*Tasks to perform*.
[A] Summarize the abstract on the Chicago preschool study in two sentences.
[B] Extend the abstract on the Chicago preschool study from the point where it ends.

*Source*.
▬▬▬

Long-term effects of an early childhood intervention on educational achievement and juvenile arrest: A 15-year follow-up of low-income children in public schools

JAMA. 2001 May 9;285(18):2339-46. doi: 10.1001/jama.285.18.2339.


Context: Most studies of the long-term effects of early childhood educational interventions are of demonstration programs rather than large-scale public programs. Previous studies of one of the oldest federally funded preschool programs have reported positive effects on school performance, but effects on educational attainment and crime are unknown.

Objective: To determine the long-term effectiveness of a federal center-based preschool and school-based intervention program for urban low-income children.

Design, setting, and participants: Fifteen-year follow-up of a nonrandomized, matched-group cohort of 1539 low-income, mostly black children born in 1980 and enrolled in alternative early childhood programs in 25 sites in Chicago, Ill.

Interventions: The Chicago Child-Parent Center (CPC) Program (n = 989 children) provides comprehensive education, family, and health services and includes half-day preschool at ages 3 to 4 years, half- or full-day kindergarten, and school-age services in linked elementary schools at ages 6 to 9 years. The comparison group (n = 550) consisted of children who participated in alternative early childhood programs (full-day kindergarten): 374 in the preschool comparison group from 5 randomly selected schools plus 2 others that provided full-day kindergarten and additional instructional resources and 176 who attended full-day kindergartens in 6 CPCs without preschool participation.

Main outcome measures: Rates of high school completion and school dropout by age 20 years, juvenile arrests for violent and nonviolent offenses, and grade retention and special education placement by age 18 years.

▬▬▬

(Image layout annotations)
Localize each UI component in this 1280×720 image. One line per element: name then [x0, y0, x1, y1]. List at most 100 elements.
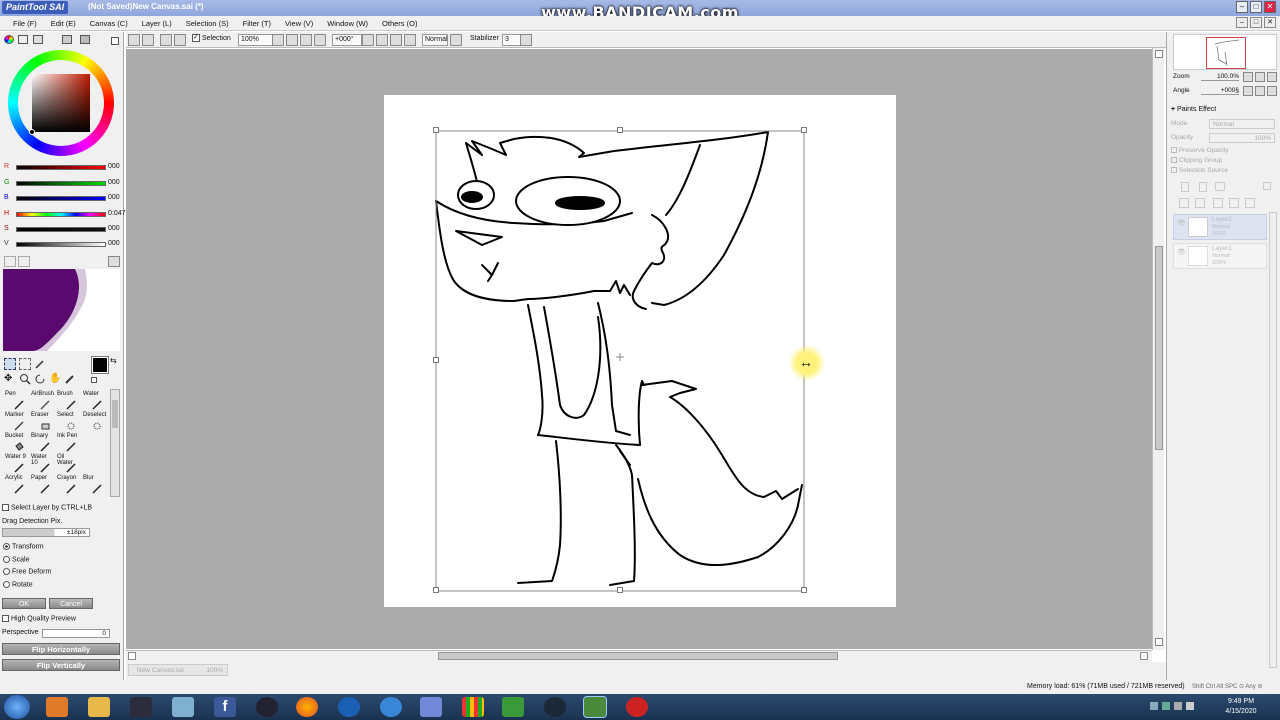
clear-layer-icon[interactable] — [1213, 198, 1223, 208]
menu-layer[interactable]: Layer (L) — [135, 16, 179, 30]
deselect-icon[interactable] — [142, 34, 154, 46]
facebook-icon[interactable]: f — [214, 697, 236, 717]
tool-acrylic[interactable]: Acrylic — [2, 475, 28, 496]
high-quality-checkbox[interactable] — [2, 615, 9, 622]
tool-blur[interactable]: Blur — [80, 475, 106, 496]
preserve-opacity-option[interactable]: Preserve Opacity — [1171, 147, 1229, 154]
menu-window[interactable]: Window (W) — [320, 16, 375, 30]
stabilizer-dropdown-icon[interactable] — [520, 34, 532, 46]
layer-mode-select[interactable]: Normal — [1209, 119, 1275, 129]
apply-mask-icon[interactable] — [1245, 198, 1255, 208]
new-folder-icon[interactable] — [1215, 182, 1225, 191]
document-tab[interactable]: New Canvas.sai 100% — [128, 664, 228, 676]
cancel-button[interactable]: Cancel — [49, 598, 93, 609]
tool-crayon[interactable]: Crayon — [54, 475, 80, 496]
tool-marker[interactable]: Marker — [2, 412, 28, 433]
discord-icon[interactable] — [420, 697, 442, 717]
horizontal-scroll-thumb[interactable] — [438, 652, 838, 660]
menu-selection[interactable]: Selection (S) — [179, 16, 236, 30]
tray-icon[interactable] — [1162, 702, 1170, 710]
tool-oil-water[interactable]: Oil Water — [54, 454, 80, 475]
volume-icon[interactable] — [1186, 702, 1194, 710]
browser-c-icon[interactable] — [338, 697, 360, 717]
magic-wand-icon[interactable] — [34, 358, 46, 370]
panel-options-icon[interactable] — [111, 37, 119, 45]
reset-colors-icon[interactable] — [91, 377, 97, 383]
transform-handle-left[interactable] — [433, 357, 439, 363]
scroll-right-icon[interactable] — [1140, 652, 1148, 660]
zoom-tool-icon[interactable] — [19, 373, 31, 385]
vertical-scroll-thumb[interactable] — [1155, 246, 1163, 450]
rotate-left-icon[interactable] — [376, 34, 388, 46]
rotate-right-icon[interactable] — [390, 34, 402, 46]
saturation-slider-bar[interactable] — [16, 227, 106, 232]
eyedropper-icon[interactable] — [64, 373, 76, 385]
high-quality-option[interactable]: High Quality Preview — [2, 615, 76, 622]
saturation-slider[interactable]: S 000 — [4, 225, 120, 235]
color-picker-marker[interactable] — [29, 129, 35, 135]
scratchpad[interactable] — [3, 269, 120, 351]
ok-button[interactable]: OK — [2, 598, 46, 609]
tool-grid-scrollbar[interactable] — [110, 389, 120, 497]
navigator-viewport-frame[interactable] — [1206, 37, 1246, 69]
lasso-select-icon[interactable] — [19, 358, 31, 370]
tool-paper[interactable]: Paper — [28, 475, 54, 496]
navigator-preview[interactable] — [1173, 34, 1277, 70]
tool-water-10[interactable]: Water 10 — [28, 454, 54, 475]
firefox-icon[interactable] — [296, 697, 318, 717]
menu-canvas[interactable]: Canvas (C) — [83, 16, 135, 30]
scratchpad-tab-icon[interactable] — [80, 35, 90, 44]
color-wheel[interactable] — [8, 50, 114, 156]
hand-tool-icon[interactable]: ✋ — [49, 373, 61, 385]
swatch-slot-icon[interactable] — [18, 256, 30, 267]
scroll-up-icon[interactable] — [1155, 50, 1163, 58]
mode-scale[interactable]: Scale — [3, 556, 30, 563]
move-icon[interactable]: ✥ — [4, 373, 16, 385]
nav-zoom-reset-icon[interactable] — [1267, 72, 1277, 82]
zoom-in-icon[interactable] — [300, 34, 312, 46]
add-swatch-icon[interactable] — [4, 256, 16, 267]
close-button[interactable]: ✕ — [1264, 1, 1276, 13]
video-editor-icon[interactable] — [130, 697, 152, 717]
nav-rotate-left-icon[interactable] — [1243, 86, 1253, 96]
scroll-down-icon[interactable] — [1155, 638, 1163, 646]
start-button[interactable] — [4, 695, 30, 719]
tool-water[interactable]: Water — [80, 391, 106, 412]
doc-minimize-button[interactable]: – — [1236, 17, 1248, 28]
clock[interactable]: 9:49 PM 4/15/2020 — [1216, 697, 1266, 717]
blue-slider[interactable]: B 000 — [4, 194, 120, 204]
selection-checkbox[interactable]: ✓ — [192, 34, 200, 43]
checkbox[interactable] — [1171, 157, 1177, 164]
checkbox[interactable] — [1171, 167, 1177, 174]
layer-options-icon[interactable] — [1263, 182, 1271, 190]
zoom-field[interactable]: 100% — [238, 34, 274, 46]
mode-free-deform[interactable]: Free Deform — [3, 568, 51, 575]
tool-grid-scroll-thumb[interactable] — [112, 400, 118, 428]
select-layer-checkbox[interactable] — [2, 504, 9, 511]
new-linework-layer-icon[interactable] — [1199, 182, 1207, 192]
selection-source-option[interactable]: Selection Source — [1171, 167, 1228, 174]
bandicam-icon[interactable] — [626, 697, 648, 717]
rotate-reset-icon[interactable] — [404, 34, 416, 46]
angle-dropdown-icon[interactable] — [362, 34, 374, 46]
layer-list-scrollbar[interactable] — [1269, 212, 1277, 668]
flip-vertically-button[interactable]: Flip Vertically — [2, 659, 120, 671]
green-slider-bar[interactable] — [16, 181, 106, 186]
visibility-eye-icon[interactable]: 👁 — [1177, 219, 1186, 227]
transform-handle-bottom-left[interactable] — [433, 587, 439, 593]
nav-zoom-out-icon[interactable] — [1243, 72, 1253, 82]
vertical-scrollbar[interactable] — [1152, 48, 1164, 650]
tool-brush[interactable]: Brush — [54, 391, 80, 412]
tool-water-9[interactable]: Water 9 — [2, 454, 28, 475]
hue-slider-bar[interactable] — [16, 212, 106, 217]
blue-slider-bar[interactable] — [16, 196, 106, 201]
nav-rotate-right-icon[interactable] — [1255, 86, 1265, 96]
select-all-icon[interactable] — [128, 34, 140, 46]
blend-mode-field[interactable]: Normal — [422, 34, 448, 46]
tool-binary[interactable]: Binary — [28, 433, 54, 454]
tool-bucket[interactable]: Bucket — [2, 433, 28, 454]
doc-close-button[interactable]: ✕ — [1264, 17, 1276, 28]
flip-horizontally-button[interactable]: Flip Horizontally — [2, 643, 120, 655]
layer-row-layer1[interactable]: 👁 Layer1 Normal 100% — [1173, 243, 1267, 269]
mode-transform[interactable]: Transform — [3, 543, 44, 550]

▬▬▬

*Expected responses*.
[A] The study followed 1539 low-income, mostly black children born in 1980 in Chicago for 15 years to determine the long-term effectiveness of a federal preschool and school-based intervention, comparing 989 children in the Chicago Child-Parent Center Program with 550 children in alternative early childhood programs. It measured high school completion and dropout by age 20, juvenile arrests for violent and nonviolent offenses, and grade retention and special education placement by age 18.

[B]
Results: Relative to the preschool comparison group and adjusted for several covariates, children who participated in the preschool intervention for 1 or 2 years had a higher rate of high school completion (49.7 % vs 38.5%; P =.01); more years of completed education (10.6 vs 10.2; P =.03); and lower rates of juvenile arrest (16.9% vs 25.1%; P =.003), violent arrests (9.0% vs 15.3%; P =.002), and school dropout (46.7% vs 55.0%; P =.047). Both preschool and school-age participation were significantly associated with lower rates of grade retention and special education services. The effects of preschool participation on educational attainment were greater for boys than girls, especially in reducing school dropout rates (P =.03). Relative to less extensive participation, children with extended program participation from preschool through second or third grade also experienced lower rates of grade retention (21.9% vs 32.3%; P =.001) and special education (13.5% vs 20.7%; P =.004).

Conclusions: Participation in an established early childhood intervention for low-income children was associated with better educational and social outcomes up to age 20 years. These findings are among the strongest evidence that established programs administered through public schools can promote children's long-term success.

Publication types

  • Research Support, Non-U.S. Gov't
  • Research Support, U.S. Gov't, Non-P.H.S.
  • Research Support, U.S. Gov't, P.H.S.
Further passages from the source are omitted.